* Dataset items
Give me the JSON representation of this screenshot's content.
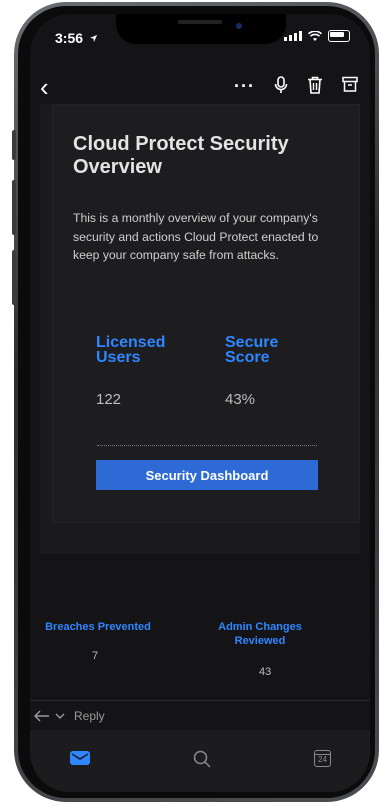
{
  "status": {
    "time": "3:56"
  },
  "email": {
    "title": "Cloud Protect Security Overview",
    "description": "This is a monthly overview of your company's security and actions Cloud Protect enacted to keep your company safe from attacks.",
    "stats": [
      {
        "label": "Licensed Users",
        "value": "122"
      },
      {
        "label": "Secure Score",
        "value": "43%"
      }
    ],
    "cta_label": "Security Dashboard",
    "footer_stats": [
      {
        "label": "Breaches Prevented",
        "value": "7"
      },
      {
        "label": "Admin Changes Reviewed",
        "value": "43"
      }
    ]
  },
  "reply": {
    "label": "Reply"
  },
  "tabs": {
    "calendar_day": "24"
  },
  "colors": {
    "accent": "#2f86ff",
    "button": "#2d6ad6",
    "background": "#141416"
  },
  "icons": [
    "back-icon",
    "more-icon",
    "microphone-icon",
    "trash-icon",
    "archive-icon",
    "reply-icon",
    "mail-icon",
    "search-icon",
    "calendar-icon"
  ]
}
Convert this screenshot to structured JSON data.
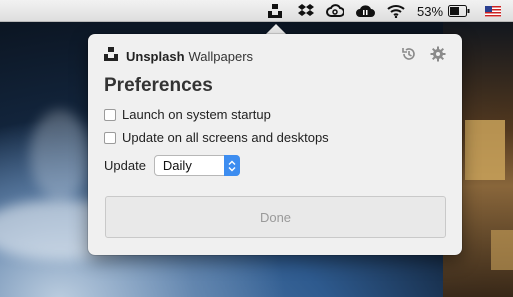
{
  "menubar": {
    "battery_percent": "53%",
    "icons": [
      "unsplash-icon",
      "dropbox-icon",
      "creative-cloud-icon",
      "cloud-sync-icon",
      "wifi-icon",
      "battery-icon",
      "us-flag-icon"
    ]
  },
  "popover": {
    "brand_name": "Unsplash",
    "brand_sub": "Wallpapers",
    "header_icons": [
      "history-icon",
      "gear-icon"
    ],
    "title": "Preferences",
    "options": [
      {
        "label": "Launch on system startup",
        "checked": false
      },
      {
        "label": "Update on all screens and desktops",
        "checked": false
      }
    ],
    "update_label": "Update",
    "update_value": "Daily",
    "done_label": "Done"
  },
  "colors": {
    "accent": "#3d8df0",
    "popover_bg": "#f0f0f0"
  }
}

* TASK
Write out the listing word for word, omitting the pictures it holds.

* ANSWER TO THE TASK
Give me the JSON representation of this screenshot's content.
{
  "status": {
    "time": "3:56"
  },
  "email": {
    "title": "Cloud Protect Security Overview",
    "description": "This is a monthly overview of your company's security and actions Cloud Protect enacted to keep your company safe from attacks.",
    "stats": [
      {
        "label": "Licensed Users",
        "value": "122"
      },
      {
        "label": "Secure Score",
        "value": "43%"
      }
    ],
    "cta_label": "Security Dashboard",
    "footer_stats": [
      {
        "label": "Breaches Prevented",
        "value": "7"
      },
      {
        "label": "Admin Changes Reviewed",
        "value": "43"
      }
    ]
  },
  "reply": {
    "label": "Reply"
  },
  "tabs": {
    "calendar_day": "24"
  },
  "colors": {
    "accent": "#2f86ff",
    "button": "#2d6ad6",
    "background": "#141416"
  },
  "icons": [
    "back-icon",
    "more-icon",
    "microphone-icon",
    "trash-icon",
    "archive-icon",
    "reply-icon",
    "mail-icon",
    "search-icon",
    "calendar-icon"
  ]
}
Convert this screenshot to structured JSON data.
{
  "menubar": {
    "battery_percent": "53%",
    "icons": [
      "unsplash-icon",
      "dropbox-icon",
      "creative-cloud-icon",
      "cloud-sync-icon",
      "wifi-icon",
      "battery-icon",
      "us-flag-icon"
    ]
  },
  "popover": {
    "brand_name": "Unsplash",
    "brand_sub": "Wallpapers",
    "header_icons": [
      "history-icon",
      "gear-icon"
    ],
    "title": "Preferences",
    "options": [
      {
        "label": "Launch on system startup",
        "checked": false
      },
      {
        "label": "Update on all screens and desktops",
        "checked": false
      }
    ],
    "update_label": "Update",
    "update_value": "Daily",
    "done_label": "Done"
  },
  "colors": {
    "accent": "#3d8df0",
    "popover_bg": "#f0f0f0"
  }
}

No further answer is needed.